WHAT NEEDS TO BE DONE: Reproduce all the material exactly, minus any pictures it holds.

DATA SECTION:
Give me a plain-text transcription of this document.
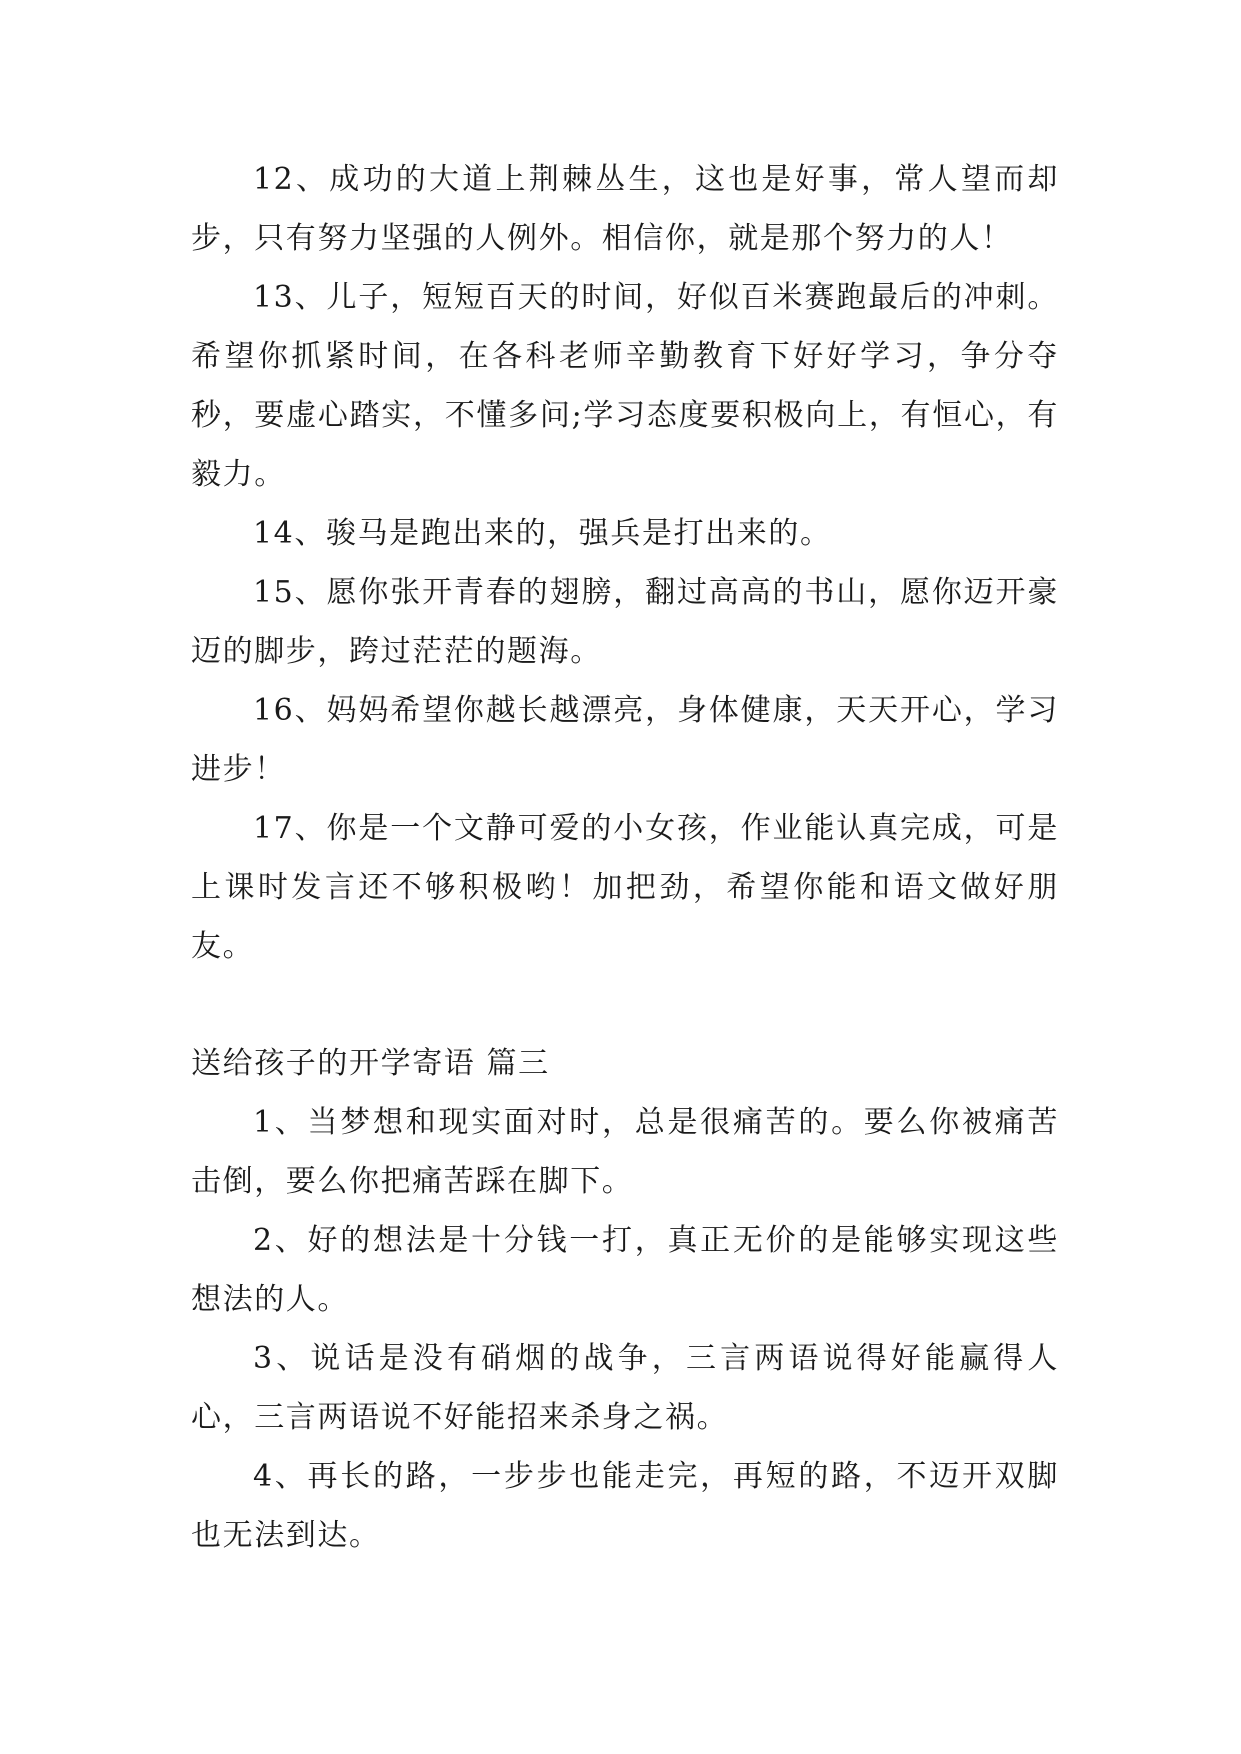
12、成功的大道上荆棘丛生，这也是好事，常人望而却步，只有努力坚强的人例外。相信你，就是那个努力的人！

13、儿子，短短百天的时间，好似百米赛跑最后的冲刺。希望你抓紧时间，在各科老师辛勤教育下好好学习，争分夺秒，要虚心踏实，不懂多问;学习态度要积极向上，有恒心，有毅力。

14、骏马是跑出来的，强兵是打出来的。

15、愿你张开青春的翅膀，翻过高高的书山，愿你迈开豪迈的脚步，跨过茫茫的题海。

16、妈妈希望你越长越漂亮，身体健康，天天开心，学习进步！

17、你是一个文静可爱的小女孩，作业能认真完成，可是上课时发言还不够积极哟！加把劲，希望你能和语文做好朋友。

送给孩子的开学寄语 篇三

1、当梦想和现实面对时，总是很痛苦的。要么你被痛苦击倒，要么你把痛苦踩在脚下。

2、好的想法是十分钱一打，真正无价的是能够实现这些想法的人。

3、说话是没有硝烟的战争，三言两语说得好能赢得人心，三言两语说不好能招来杀身之祸。

4、再长的路，一步步也能走完，再短的路，不迈开双脚也无法到达。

SOLUTION FOR THIS PROBLEM:
Give me a plain-text transcription of this document.
12、成功的大道上荆棘丛生，这也是好事，常人望而却步，只有努力坚强的人例外。相信你，就是那个努力的人！

13、儿子，短短百天的时间，好似百米赛跑最后的冲刺。希望你抓紧时间，在各科老师辛勤教育下好好学习，争分夺秒，要虚心踏实，不懂多问;学习态度要积极向上，有恒心，有毅力。

14、骏马是跑出来的，强兵是打出来的。

15、愿你张开青春的翅膀，翻过高高的书山，愿你迈开豪迈的脚步，跨过茫茫的题海。

16、妈妈希望你越长越漂亮，身体健康，天天开心，学习进步！

17、你是一个文静可爱的小女孩，作业能认真完成，可是上课时发言还不够积极哟！加把劲，希望你能和语文做好朋友。

送给孩子的开学寄语 篇三

1、当梦想和现实面对时，总是很痛苦的。要么你被痛苦击倒，要么你把痛苦踩在脚下。

2、好的想法是十分钱一打，真正无价的是能够实现这些想法的人。

3、说话是没有硝烟的战争，三言两语说得好能赢得人心，三言两语说不好能招来杀身之祸。

4、再长的路，一步步也能走完，再短的路，不迈开双脚也无法到达。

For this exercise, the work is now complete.